Problem description: Find the string "background" in the records. Copy every line it appears in.

[BEGIN Rows]

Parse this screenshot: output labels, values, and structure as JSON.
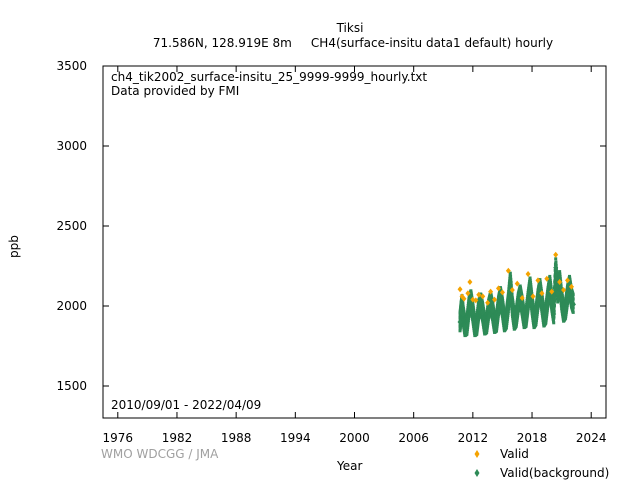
{
  "header": {
    "station": "Tiksi",
    "subtitle": "71.586N, 128.919E 8m     CH4(surface-insitu data1 default) hourly"
  },
  "annotations": {
    "filename": "ch4_tik2002_surface-insitu_25_9999-9999_hourly.txt",
    "provider": "Data provided by FMI",
    "period": "2010/09/01 - 2022/04/09"
  },
  "credit": "WMO WDCGG / JMA",
  "colors": {
    "valid": "#f5a300",
    "background": "#2e8b57",
    "axis": "#000000"
  },
  "chart_data": {
    "type": "scatter",
    "xlabel": "Year",
    "ylabel": "ppb",
    "xlim": [
      1974.5,
      2025.5
    ],
    "ylim": [
      1300,
      3500
    ],
    "xticks": [
      1976,
      1982,
      1988,
      1994,
      2000,
      2006,
      2012,
      2018,
      2024
    ],
    "yticks": [
      1500,
      2000,
      2500,
      3000,
      3500
    ],
    "legend_position": "bottom-right",
    "series": [
      {
        "name": "Valid",
        "color": "#f5a300",
        "points": [
          [
            2010.7,
            2105
          ],
          [
            2010.9,
            2060
          ],
          [
            2011.1,
            2045
          ],
          [
            2011.5,
            2080
          ],
          [
            2011.7,
            2150
          ],
          [
            2012.0,
            2040
          ],
          [
            2012.3,
            2035
          ],
          [
            2012.6,
            2070
          ],
          [
            2013.0,
            2060
          ],
          [
            2013.5,
            2020
          ],
          [
            2013.8,
            2090
          ],
          [
            2014.2,
            2040
          ],
          [
            2014.6,
            2110
          ],
          [
            2015.0,
            2085
          ],
          [
            2015.6,
            2220
          ],
          [
            2016.0,
            2100
          ],
          [
            2016.5,
            2140
          ],
          [
            2017.0,
            2050
          ],
          [
            2017.6,
            2200
          ],
          [
            2018.1,
            2060
          ],
          [
            2018.6,
            2160
          ],
          [
            2019.0,
            2080
          ],
          [
            2019.5,
            2170
          ],
          [
            2020.0,
            2090
          ],
          [
            2020.4,
            2320
          ],
          [
            2020.8,
            2150
          ],
          [
            2021.2,
            2100
          ],
          [
            2021.6,
            2160
          ],
          [
            2022.0,
            2120
          ]
        ]
      },
      {
        "name": "Valid(background)",
        "color": "#2e8b57",
        "points": [
          [
            2010.7,
            1900
          ],
          [
            2010.8,
            1960
          ],
          [
            2010.9,
            2010
          ],
          [
            2011.0,
            1950
          ],
          [
            2011.2,
            1870
          ],
          [
            2011.4,
            1880
          ],
          [
            2011.6,
            1990
          ],
          [
            2011.8,
            2040
          ],
          [
            2012.0,
            1960
          ],
          [
            2012.2,
            1870
          ],
          [
            2012.4,
            1880
          ],
          [
            2012.6,
            1980
          ],
          [
            2012.8,
            2020
          ],
          [
            2013.0,
            1960
          ],
          [
            2013.2,
            1880
          ],
          [
            2013.4,
            1890
          ],
          [
            2013.6,
            1980
          ],
          [
            2013.8,
            2030
          ],
          [
            2014.0,
            1970
          ],
          [
            2014.2,
            1890
          ],
          [
            2014.4,
            1900
          ],
          [
            2014.6,
            2000
          ],
          [
            2014.8,
            2060
          ],
          [
            2015.0,
            1990
          ],
          [
            2015.2,
            1900
          ],
          [
            2015.4,
            1920
          ],
          [
            2015.6,
            2020
          ],
          [
            2015.8,
            2150
          ],
          [
            2016.0,
            2000
          ],
          [
            2016.2,
            1910
          ],
          [
            2016.4,
            1930
          ],
          [
            2016.6,
            2020
          ],
          [
            2016.8,
            2070
          ],
          [
            2017.0,
            2000
          ],
          [
            2017.2,
            1920
          ],
          [
            2017.4,
            1930
          ],
          [
            2017.6,
            2030
          ],
          [
            2017.8,
            2120
          ],
          [
            2018.0,
            2010
          ],
          [
            2018.2,
            1920
          ],
          [
            2018.4,
            1940
          ],
          [
            2018.6,
            2040
          ],
          [
            2018.8,
            2110
          ],
          [
            2019.0,
            2020
          ],
          [
            2019.2,
            1930
          ],
          [
            2019.4,
            1950
          ],
          [
            2019.6,
            2050
          ],
          [
            2019.8,
            2130
          ],
          [
            2020.0,
            2030
          ],
          [
            2020.2,
            1950
          ],
          [
            2020.4,
            2240
          ],
          [
            2020.6,
            2080
          ],
          [
            2020.8,
            2160
          ],
          [
            2021.0,
            2040
          ],
          [
            2021.2,
            1960
          ],
          [
            2021.4,
            1980
          ],
          [
            2021.6,
            2070
          ],
          [
            2021.8,
            2130
          ],
          [
            2022.0,
            2050
          ],
          [
            2022.2,
            2010
          ]
        ]
      }
    ]
  }
}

[END Rows]

Solution to this problem:
    "background": "#2e8b57",
        "name": "Valid(background)",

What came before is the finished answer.